* THE REQUEST
Reproduce all the entries exactly.

------

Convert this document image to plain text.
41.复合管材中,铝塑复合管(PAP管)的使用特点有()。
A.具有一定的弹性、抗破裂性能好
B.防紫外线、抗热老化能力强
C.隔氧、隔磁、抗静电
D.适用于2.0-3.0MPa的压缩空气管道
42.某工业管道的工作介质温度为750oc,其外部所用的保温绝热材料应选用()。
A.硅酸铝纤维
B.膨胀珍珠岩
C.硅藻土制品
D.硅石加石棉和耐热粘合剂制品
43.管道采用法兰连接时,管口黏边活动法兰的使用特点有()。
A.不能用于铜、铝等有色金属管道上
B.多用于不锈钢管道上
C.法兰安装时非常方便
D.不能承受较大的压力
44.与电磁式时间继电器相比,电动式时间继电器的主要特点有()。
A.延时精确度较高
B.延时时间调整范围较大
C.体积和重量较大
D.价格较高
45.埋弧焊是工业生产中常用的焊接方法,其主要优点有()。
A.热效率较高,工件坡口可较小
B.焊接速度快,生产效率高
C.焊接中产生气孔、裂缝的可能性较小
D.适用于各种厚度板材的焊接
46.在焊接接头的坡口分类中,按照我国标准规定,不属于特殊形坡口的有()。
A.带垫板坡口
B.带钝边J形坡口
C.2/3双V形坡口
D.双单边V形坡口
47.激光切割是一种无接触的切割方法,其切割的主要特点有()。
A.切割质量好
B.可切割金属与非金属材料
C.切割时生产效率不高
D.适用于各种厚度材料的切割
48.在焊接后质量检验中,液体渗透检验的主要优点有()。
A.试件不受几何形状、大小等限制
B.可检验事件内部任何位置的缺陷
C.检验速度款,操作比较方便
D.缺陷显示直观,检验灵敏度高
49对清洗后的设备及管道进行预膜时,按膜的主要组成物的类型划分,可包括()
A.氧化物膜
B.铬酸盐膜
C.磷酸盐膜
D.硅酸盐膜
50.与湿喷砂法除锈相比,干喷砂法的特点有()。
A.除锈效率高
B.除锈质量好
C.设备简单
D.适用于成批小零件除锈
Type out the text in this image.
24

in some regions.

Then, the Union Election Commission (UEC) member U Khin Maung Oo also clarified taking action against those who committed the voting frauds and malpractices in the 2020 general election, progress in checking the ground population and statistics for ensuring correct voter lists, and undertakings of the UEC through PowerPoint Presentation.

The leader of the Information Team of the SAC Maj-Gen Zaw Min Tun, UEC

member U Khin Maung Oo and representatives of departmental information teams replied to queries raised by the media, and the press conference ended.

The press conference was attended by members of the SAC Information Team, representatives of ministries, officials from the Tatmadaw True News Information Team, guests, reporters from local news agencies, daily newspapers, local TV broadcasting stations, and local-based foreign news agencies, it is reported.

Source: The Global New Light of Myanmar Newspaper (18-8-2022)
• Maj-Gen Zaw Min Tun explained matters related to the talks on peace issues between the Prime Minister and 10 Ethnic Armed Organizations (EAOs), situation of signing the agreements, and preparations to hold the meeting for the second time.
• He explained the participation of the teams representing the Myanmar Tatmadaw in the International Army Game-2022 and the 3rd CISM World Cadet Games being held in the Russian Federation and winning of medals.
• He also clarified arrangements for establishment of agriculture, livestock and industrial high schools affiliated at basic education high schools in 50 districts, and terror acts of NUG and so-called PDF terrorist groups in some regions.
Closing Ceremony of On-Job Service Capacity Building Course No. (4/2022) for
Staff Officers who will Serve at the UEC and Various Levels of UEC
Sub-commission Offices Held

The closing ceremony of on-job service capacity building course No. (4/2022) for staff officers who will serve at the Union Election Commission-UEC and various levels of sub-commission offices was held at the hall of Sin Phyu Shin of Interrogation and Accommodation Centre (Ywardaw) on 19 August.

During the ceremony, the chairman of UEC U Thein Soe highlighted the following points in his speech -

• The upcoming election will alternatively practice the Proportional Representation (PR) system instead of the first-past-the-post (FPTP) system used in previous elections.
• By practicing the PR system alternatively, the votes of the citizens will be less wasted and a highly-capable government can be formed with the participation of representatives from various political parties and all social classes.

------

* RESULT
Convert this document image to plain text.
41.复合管材中,铝塑复合管(PAP管)的使用特点有()。
A.具有一定的弹性、抗破裂性能好
B.防紫外线、抗热老化能力强
C.隔氧、隔磁、抗静电
D.适用于2.0-3.0MPa的压缩空气管道
42.某工业管道的工作介质温度为750oc,其外部所用的保温绝热材料应选用()。
A.硅酸铝纤维
B.膨胀珍珠岩
C.硅藻土制品
D.硅石加石棉和耐热粘合剂制品
43.管道采用法兰连接时,管口黏边活动法兰的使用特点有()。
A.不能用于铜、铝等有色金属管道上
B.多用于不锈钢管道上
C.法兰安装时非常方便
D.不能承受较大的压力
44.与电磁式时间继电器相比,电动式时间继电器的主要特点有()。
A.延时精确度较高
B.延时时间调整范围较大
C.体积和重量较大
D.价格较高
45.埋弧焊是工业生产中常用的焊接方法,其主要优点有()。
A.热效率较高,工件坡口可较小
B.焊接速度快,生产效率高
C.焊接中产生气孔、裂缝的可能性较小
D.适用于各种厚度板材的焊接
46.在焊接接头的坡口分类中,按照我国标准规定,不属于特殊形坡口的有()。
A.带垫板坡口
B.带钝边J形坡口
C.2/3双V形坡口
D.双单边V形坡口
47.激光切割是一种无接触的切割方法,其切割的主要特点有()。
A.切割质量好
B.可切割金属与非金属材料
C.切割时生产效率不高
D.适用于各种厚度材料的切割
48.在焊接后质量检验中,液体渗透检验的主要优点有()。
A.试件不受几何形状、大小等限制
B.可检验事件内部任何位置的缺陷
C.检验速度款,操作比较方便
D.缺陷显示直观,检验灵敏度高
49对清洗后的设备及管道进行预膜时,按膜的主要组成物的类型划分,可包括()
A.氧化物膜
B.铬酸盐膜
C.磷酸盐膜
D.硅酸盐膜
50.与湿喷砂法除锈相比,干喷砂法的特点有()。
A.除锈效率高
B.除锈质量好
C.设备简单
D.适用于成批小零件除锈
Type out the text in this image.
24

in some regions.

Then, the Union Election Commission (UEC) member U Khin Maung Oo also clarified taking action against those who committed the voting frauds and malpractices in the 2020 general election, progress in checking the ground population and statistics for ensuring correct voter lists, and undertakings of the UEC through PowerPoint Presentation.

The leader of the Information Team of the SAC Maj-Gen Zaw Min Tun, UEC

member U Khin Maung Oo and representatives of departmental information teams replied to queries raised by the media, and the press conference ended.

The press conference was attended by members of the SAC Information Team, representatives of ministries, officials from the Tatmadaw True News Information Team, guests, reporters from local news agencies, daily newspapers, local TV broadcasting stations, and local-based foreign news agencies, it is reported.

Source: The Global New Light of Myanmar Newspaper (18-8-2022)
• Maj-Gen Zaw Min Tun explained matters related to the talks on peace issues between the Prime Minister and 10 Ethnic Armed Organizations (EAOs), situation of signing the agreements, and preparations to hold the meeting for the second time.
• He explained the participation of the teams representing the Myanmar Tatmadaw in the International Army Game-2022 and the 3rd CISM World Cadet Games being held in the Russian Federation and winning of medals.
• He also clarified arrangements for establishment of agriculture, livestock and industrial high schools affiliated at basic education high schools in 50 districts, and terror acts of NUG and so-called PDF terrorist groups in some regions.
Closing Ceremony of On-Job Service Capacity Building Course No. (4/2022) for
Staff Officers who will Serve at the UEC and Various Levels of UEC
Sub-commission Offices Held

The closing ceremony of on-job service capacity building course No. (4/2022) for staff officers who will serve at the Union Election Commission-UEC and various levels of sub-commission offices was held at the hall of Sin Phyu Shin of Interrogation and Accommodation Centre (Ywardaw) on 19 August.

During the ceremony, the chairman of UEC U Thein Soe highlighted the following points in his speech -

• The upcoming election will alternatively practice the Proportional Representation (PR) system instead of the first-past-the-post (FPTP) system used in previous elections.
• By practicing the PR system alternatively, the votes of the citizens will be less wasted and a highly-capable government can be formed with the participation of representatives from various political parties and all social classes.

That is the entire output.